● **Data extract**:
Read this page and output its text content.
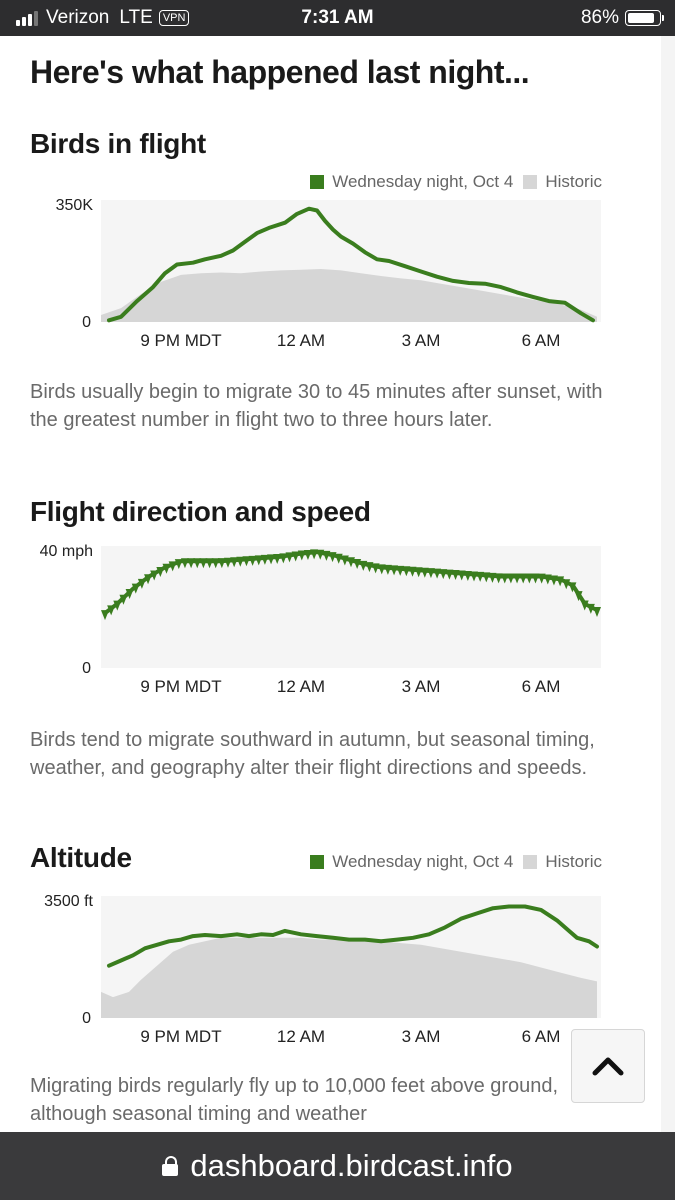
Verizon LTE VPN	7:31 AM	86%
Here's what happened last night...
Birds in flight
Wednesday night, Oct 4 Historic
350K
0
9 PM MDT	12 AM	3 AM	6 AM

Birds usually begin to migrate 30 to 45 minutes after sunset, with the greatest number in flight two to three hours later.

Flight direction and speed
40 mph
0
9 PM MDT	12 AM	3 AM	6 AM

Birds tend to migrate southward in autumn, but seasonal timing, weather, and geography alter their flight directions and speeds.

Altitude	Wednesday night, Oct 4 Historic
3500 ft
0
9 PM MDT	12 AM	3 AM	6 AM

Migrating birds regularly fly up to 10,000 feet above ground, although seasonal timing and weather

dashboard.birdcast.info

● **Stated exercise**: Whenever "Wednesday" turns up in a line, pick that line out.

● **Worked solution**:
Wednesday night, Oct 4 Historic
Altitude	Wednesday night, Oct 4 Historic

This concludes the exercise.